- Work instructions
Lift out each line of the data that holds "南京大学吧".

+++++

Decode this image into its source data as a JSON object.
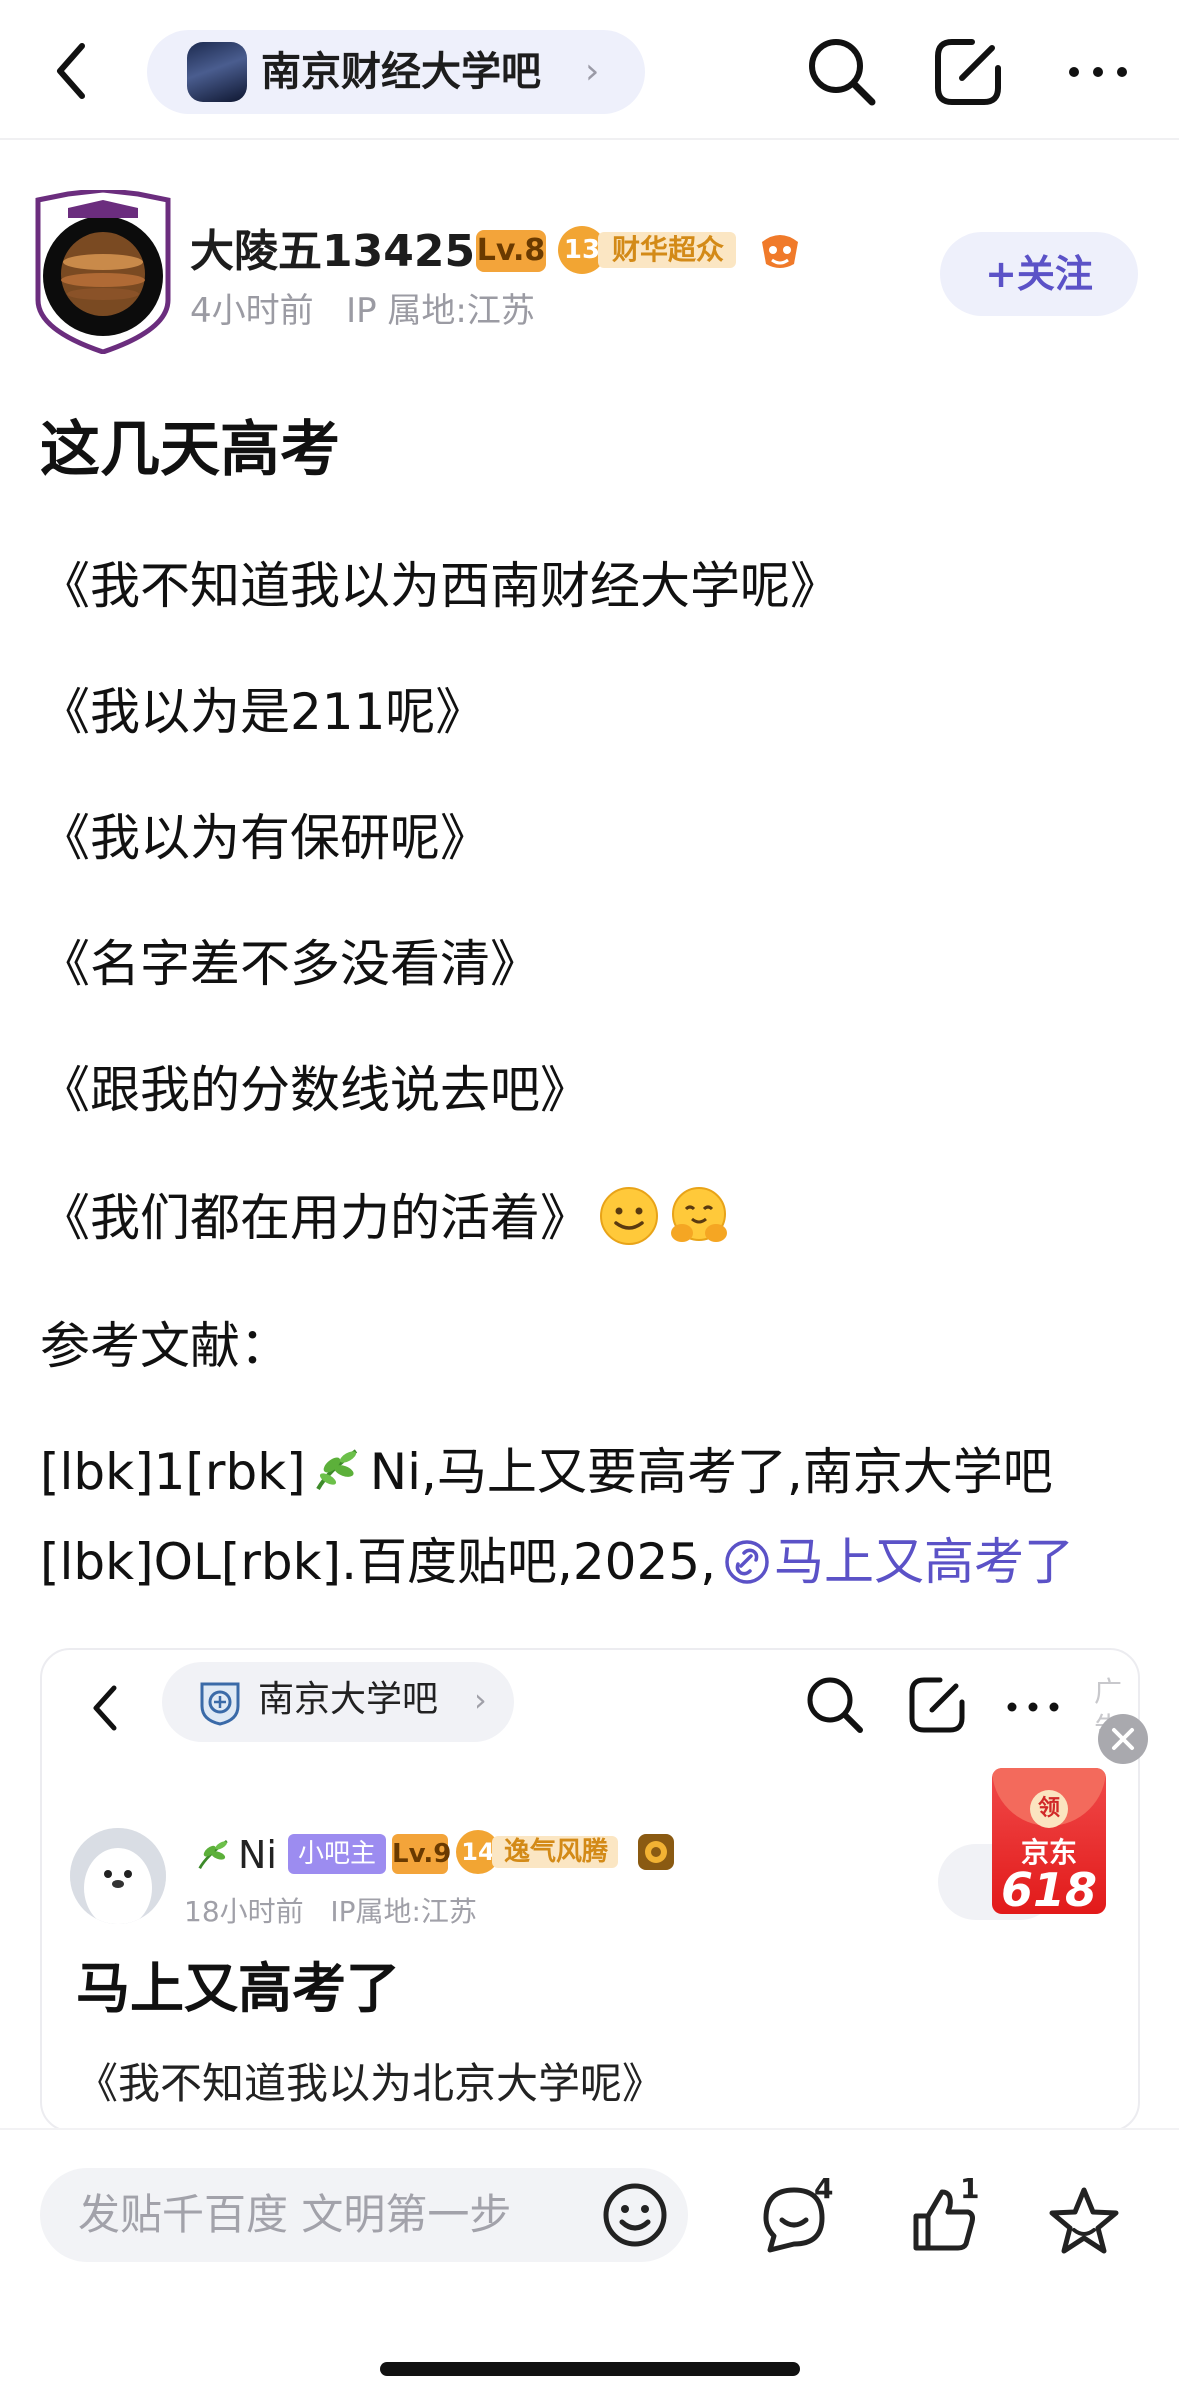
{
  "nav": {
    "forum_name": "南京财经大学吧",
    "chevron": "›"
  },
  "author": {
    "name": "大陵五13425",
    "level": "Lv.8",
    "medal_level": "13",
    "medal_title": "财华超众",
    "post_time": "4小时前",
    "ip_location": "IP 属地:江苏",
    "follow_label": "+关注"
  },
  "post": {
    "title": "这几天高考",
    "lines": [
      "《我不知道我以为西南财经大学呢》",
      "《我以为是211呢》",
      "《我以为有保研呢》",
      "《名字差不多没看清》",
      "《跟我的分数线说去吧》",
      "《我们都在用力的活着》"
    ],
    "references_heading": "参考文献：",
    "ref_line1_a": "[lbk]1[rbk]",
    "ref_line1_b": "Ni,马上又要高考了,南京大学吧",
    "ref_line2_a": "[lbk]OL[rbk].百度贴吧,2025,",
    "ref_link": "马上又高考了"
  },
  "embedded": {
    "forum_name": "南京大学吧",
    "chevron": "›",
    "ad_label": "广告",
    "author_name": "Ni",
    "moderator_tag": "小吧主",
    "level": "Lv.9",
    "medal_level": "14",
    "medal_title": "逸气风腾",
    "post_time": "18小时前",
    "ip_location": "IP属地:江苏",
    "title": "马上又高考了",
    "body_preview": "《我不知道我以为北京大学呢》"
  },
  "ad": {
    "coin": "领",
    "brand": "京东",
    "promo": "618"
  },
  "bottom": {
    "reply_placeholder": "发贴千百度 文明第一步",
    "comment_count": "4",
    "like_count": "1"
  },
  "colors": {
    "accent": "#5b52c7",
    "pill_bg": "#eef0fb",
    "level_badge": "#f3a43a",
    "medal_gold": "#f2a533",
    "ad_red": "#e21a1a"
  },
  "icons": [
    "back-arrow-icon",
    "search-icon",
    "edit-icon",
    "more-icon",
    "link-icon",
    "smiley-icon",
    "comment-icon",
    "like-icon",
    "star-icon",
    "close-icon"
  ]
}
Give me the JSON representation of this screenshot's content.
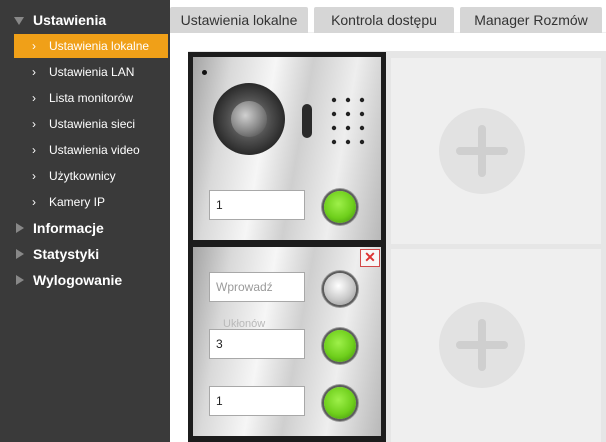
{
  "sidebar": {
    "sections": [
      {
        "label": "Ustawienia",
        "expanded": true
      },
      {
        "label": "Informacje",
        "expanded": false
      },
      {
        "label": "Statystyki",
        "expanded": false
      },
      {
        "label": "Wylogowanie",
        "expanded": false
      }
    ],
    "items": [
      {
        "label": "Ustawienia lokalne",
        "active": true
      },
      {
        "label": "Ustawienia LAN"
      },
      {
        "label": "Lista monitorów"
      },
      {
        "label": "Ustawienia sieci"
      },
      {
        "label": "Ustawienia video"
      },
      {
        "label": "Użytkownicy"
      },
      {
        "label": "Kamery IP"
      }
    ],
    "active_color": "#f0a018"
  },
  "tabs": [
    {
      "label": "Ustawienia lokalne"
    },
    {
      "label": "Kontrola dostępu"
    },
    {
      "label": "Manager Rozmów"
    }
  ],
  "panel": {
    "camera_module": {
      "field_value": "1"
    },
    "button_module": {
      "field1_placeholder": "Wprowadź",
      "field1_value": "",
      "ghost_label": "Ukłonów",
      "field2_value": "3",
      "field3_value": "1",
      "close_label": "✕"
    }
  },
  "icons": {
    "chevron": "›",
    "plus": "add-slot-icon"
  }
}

+++++

- Response
    "ref_line1_b": "Ni,马上又要高考了,南京大学吧",
    "forum_name": "南京大学吧",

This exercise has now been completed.